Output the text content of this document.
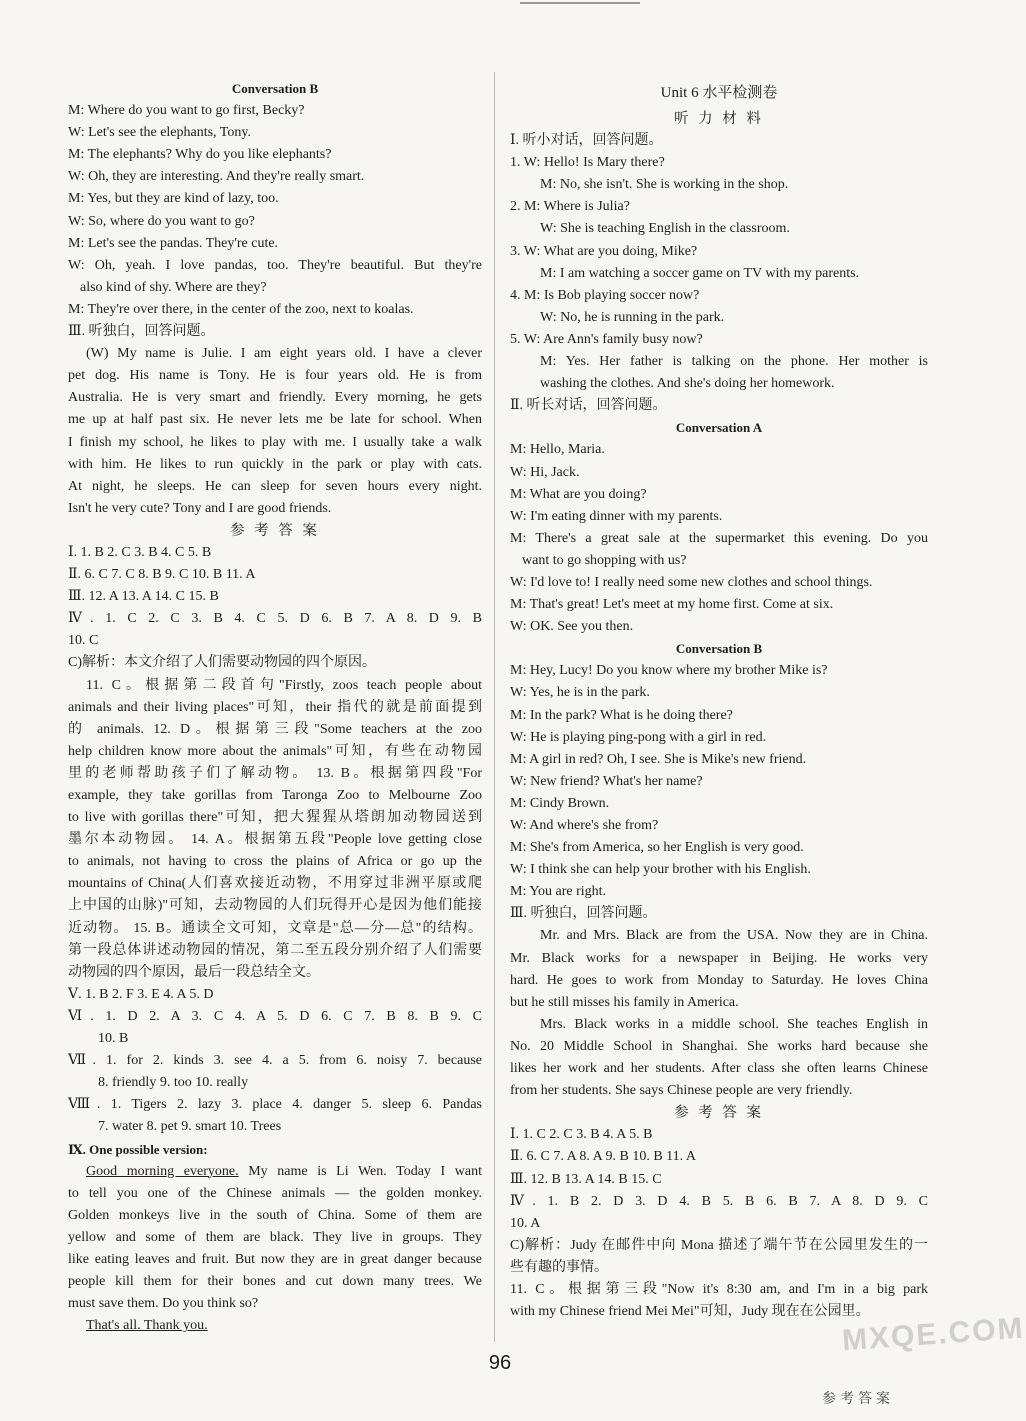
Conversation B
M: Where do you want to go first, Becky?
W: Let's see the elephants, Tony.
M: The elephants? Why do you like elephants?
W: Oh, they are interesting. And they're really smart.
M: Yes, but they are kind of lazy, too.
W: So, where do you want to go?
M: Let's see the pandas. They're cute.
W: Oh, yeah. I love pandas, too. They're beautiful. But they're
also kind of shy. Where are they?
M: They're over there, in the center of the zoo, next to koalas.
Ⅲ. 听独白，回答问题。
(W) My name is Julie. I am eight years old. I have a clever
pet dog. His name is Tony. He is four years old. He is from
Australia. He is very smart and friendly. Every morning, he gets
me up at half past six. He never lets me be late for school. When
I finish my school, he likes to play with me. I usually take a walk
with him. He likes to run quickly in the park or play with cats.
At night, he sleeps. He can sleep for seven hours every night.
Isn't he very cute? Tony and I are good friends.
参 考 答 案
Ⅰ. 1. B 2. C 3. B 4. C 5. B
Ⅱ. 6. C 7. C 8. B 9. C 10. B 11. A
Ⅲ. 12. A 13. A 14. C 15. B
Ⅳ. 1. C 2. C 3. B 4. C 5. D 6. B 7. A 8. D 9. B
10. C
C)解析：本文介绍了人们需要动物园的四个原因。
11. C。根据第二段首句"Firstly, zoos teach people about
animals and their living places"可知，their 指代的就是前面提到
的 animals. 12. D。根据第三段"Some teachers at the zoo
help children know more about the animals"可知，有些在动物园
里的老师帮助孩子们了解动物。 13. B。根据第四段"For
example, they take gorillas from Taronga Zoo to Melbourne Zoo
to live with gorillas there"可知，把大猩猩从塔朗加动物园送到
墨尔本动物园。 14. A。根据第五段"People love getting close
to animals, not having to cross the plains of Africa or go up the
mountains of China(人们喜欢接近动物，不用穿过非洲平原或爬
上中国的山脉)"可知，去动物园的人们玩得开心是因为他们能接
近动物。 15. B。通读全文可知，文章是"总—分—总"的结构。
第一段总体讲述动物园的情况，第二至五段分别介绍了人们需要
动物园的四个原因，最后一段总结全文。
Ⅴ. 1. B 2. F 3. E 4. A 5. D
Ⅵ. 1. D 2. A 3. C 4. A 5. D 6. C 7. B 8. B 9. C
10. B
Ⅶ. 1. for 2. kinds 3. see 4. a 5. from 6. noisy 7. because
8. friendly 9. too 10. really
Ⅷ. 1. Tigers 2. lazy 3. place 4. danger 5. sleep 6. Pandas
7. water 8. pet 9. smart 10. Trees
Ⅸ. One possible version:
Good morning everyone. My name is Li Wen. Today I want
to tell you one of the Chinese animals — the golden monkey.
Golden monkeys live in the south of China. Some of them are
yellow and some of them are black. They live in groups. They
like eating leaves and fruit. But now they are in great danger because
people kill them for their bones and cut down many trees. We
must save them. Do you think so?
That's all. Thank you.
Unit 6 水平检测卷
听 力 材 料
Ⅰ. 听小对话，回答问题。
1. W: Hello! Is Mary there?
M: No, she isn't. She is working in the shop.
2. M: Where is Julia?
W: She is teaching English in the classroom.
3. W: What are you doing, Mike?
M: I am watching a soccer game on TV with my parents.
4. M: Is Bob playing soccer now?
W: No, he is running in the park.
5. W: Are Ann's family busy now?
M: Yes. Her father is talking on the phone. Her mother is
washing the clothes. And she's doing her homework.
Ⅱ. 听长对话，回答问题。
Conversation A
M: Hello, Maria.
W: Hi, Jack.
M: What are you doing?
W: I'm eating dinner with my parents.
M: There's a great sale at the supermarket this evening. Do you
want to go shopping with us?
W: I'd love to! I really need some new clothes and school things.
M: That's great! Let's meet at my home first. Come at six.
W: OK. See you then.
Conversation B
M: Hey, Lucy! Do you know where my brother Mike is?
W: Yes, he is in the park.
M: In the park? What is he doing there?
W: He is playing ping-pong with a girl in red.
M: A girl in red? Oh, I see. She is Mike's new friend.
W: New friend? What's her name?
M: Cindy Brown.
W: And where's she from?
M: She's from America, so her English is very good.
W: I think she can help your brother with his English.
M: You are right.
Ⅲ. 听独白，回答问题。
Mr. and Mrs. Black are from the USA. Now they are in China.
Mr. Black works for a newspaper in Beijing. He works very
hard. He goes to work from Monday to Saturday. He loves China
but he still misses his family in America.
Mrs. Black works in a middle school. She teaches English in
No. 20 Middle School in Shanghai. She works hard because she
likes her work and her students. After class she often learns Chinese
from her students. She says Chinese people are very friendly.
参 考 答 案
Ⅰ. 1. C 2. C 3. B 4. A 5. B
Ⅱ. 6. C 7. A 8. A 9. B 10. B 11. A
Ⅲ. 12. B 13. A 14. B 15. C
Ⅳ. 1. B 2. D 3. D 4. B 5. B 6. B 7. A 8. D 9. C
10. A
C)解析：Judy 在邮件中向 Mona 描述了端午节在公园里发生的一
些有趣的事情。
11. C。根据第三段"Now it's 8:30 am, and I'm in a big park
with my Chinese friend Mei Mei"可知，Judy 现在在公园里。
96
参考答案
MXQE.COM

■ What the task asks ■
Make an exact copy of the listing above. Do not include the pictures.

■ Answer to the task ■
Output the text content of this document.
Conversation B
M: Where do you want to go first, Becky?
W: Let's see the elephants, Tony.
M: The elephants? Why do you like elephants?
W: Oh, they are interesting. And they're really smart.
M: Yes, but they are kind of lazy, too.
W: So, where do you want to go?
M: Let's see the pandas. They're cute.
W: Oh, yeah. I love pandas, too. They're beautiful. But they're
also kind of shy. Where are they?
M: They're over there, in the center of the zoo, next to koalas.
Ⅲ. 听独白，回答问题。
(W) My name is Julie. I am eight years old. I have a clever
pet dog. His name is Tony. He is four years old. He is from
Australia. He is very smart and friendly. Every morning, he gets
me up at half past six. He never lets me be late for school. When
I finish my school, he likes to play with me. I usually take a walk
with him. He likes to run quickly in the park or play with cats.
At night, he sleeps. He can sleep for seven hours every night.
Isn't he very cute? Tony and I are good friends.
参 考 答 案
Ⅰ. 1. B 2. C 3. B 4. C 5. B
Ⅱ. 6. C 7. C 8. B 9. C 10. B 11. A
Ⅲ. 12. A 13. A 14. C 15. B
Ⅳ. 1. C 2. C 3. B 4. C 5. D 6. B 7. A 8. D 9. B
10. C
C)解析：本文介绍了人们需要动物园的四个原因。
11. C。根据第二段首句"Firstly, zoos teach people about
animals and their living places"可知，their 指代的就是前面提到
的 animals. 12. D。根据第三段"Some teachers at the zoo
help children know more about the animals"可知，有些在动物园
里的老师帮助孩子们了解动物。 13. B。根据第四段"For
example, they take gorillas from Taronga Zoo to Melbourne Zoo
to live with gorillas there"可知，把大猩猩从塔朗加动物园送到
墨尔本动物园。 14. A。根据第五段"People love getting close
to animals, not having to cross the plains of Africa or go up the
mountains of China(人们喜欢接近动物，不用穿过非洲平原或爬
上中国的山脉)"可知，去动物园的人们玩得开心是因为他们能接
近动物。 15. B。通读全文可知，文章是"总—分—总"的结构。
第一段总体讲述动物园的情况，第二至五段分别介绍了人们需要
动物园的四个原因，最后一段总结全文。
Ⅴ. 1. B 2. F 3. E 4. A 5. D
Ⅵ. 1. D 2. A 3. C 4. A 5. D 6. C 7. B 8. B 9. C
10. B
Ⅶ. 1. for 2. kinds 3. see 4. a 5. from 6. noisy 7. because
8. friendly 9. too 10. really
Ⅷ. 1. Tigers 2. lazy 3. place 4. danger 5. sleep 6. Pandas
7. water 8. pet 9. smart 10. Trees
Ⅸ. One possible version:
Good morning everyone. My name is Li Wen. Today I want
to tell you one of the Chinese animals — the golden monkey.
Golden monkeys live in the south of China. Some of them are
yellow and some of them are black. They live in groups. They
like eating leaves and fruit. But now they are in great danger because
people kill them for their bones and cut down many trees. We
must save them. Do you think so?
That's all. Thank you.
Unit 6 水平检测卷
听 力 材 料
Ⅰ. 听小对话，回答问题。
1. W: Hello! Is Mary there?
M: No, she isn't. She is working in the shop.
2. M: Where is Julia?
W: She is teaching English in the classroom.
3. W: What are you doing, Mike?
M: I am watching a soccer game on TV with my parents.
4. M: Is Bob playing soccer now?
W: No, he is running in the park.
5. W: Are Ann's family busy now?
M: Yes. Her father is talking on the phone. Her mother is
washing the clothes. And she's doing her homework.
Ⅱ. 听长对话，回答问题。
Conversation A
M: Hello, Maria.
W: Hi, Jack.
M: What are you doing?
W: I'm eating dinner with my parents.
M: There's a great sale at the supermarket this evening. Do you
want to go shopping with us?
W: I'd love to! I really need some new clothes and school things.
M: That's great! Let's meet at my home first. Come at six.
W: OK. See you then.
Conversation B
M: Hey, Lucy! Do you know where my brother Mike is?
W: Yes, he is in the park.
M: In the park? What is he doing there?
W: He is playing ping-pong with a girl in red.
M: A girl in red? Oh, I see. She is Mike's new friend.
W: New friend? What's her name?
M: Cindy Brown.
W: And where's she from?
M: She's from America, so her English is very good.
W: I think she can help your brother with his English.
M: You are right.
Ⅲ. 听独白，回答问题。
Mr. and Mrs. Black are from the USA. Now they are in China.
Mr. Black works for a newspaper in Beijing. He works very
hard. He goes to work from Monday to Saturday. He loves China
but he still misses his family in America.
Mrs. Black works in a middle school. She teaches English in
No. 20 Middle School in Shanghai. She works hard because she
likes her work and her students. After class she often learns Chinese
from her students. She says Chinese people are very friendly.
参 考 答 案
Ⅰ. 1. C 2. C 3. B 4. A 5. B
Ⅱ. 6. C 7. A 8. A 9. B 10. B 11. A
Ⅲ. 12. B 13. A 14. B 15. C
Ⅳ. 1. B 2. D 3. D 4. B 5. B 6. B 7. A 8. D 9. C
10. A
C)解析：Judy 在邮件中向 Mona 描述了端午节在公园里发生的一
些有趣的事情。
11. C。根据第三段"Now it's 8:30 am, and I'm in a big park
with my Chinese friend Mei Mei"可知，Judy 现在在公园里。
96
参考答案
MXQE.COM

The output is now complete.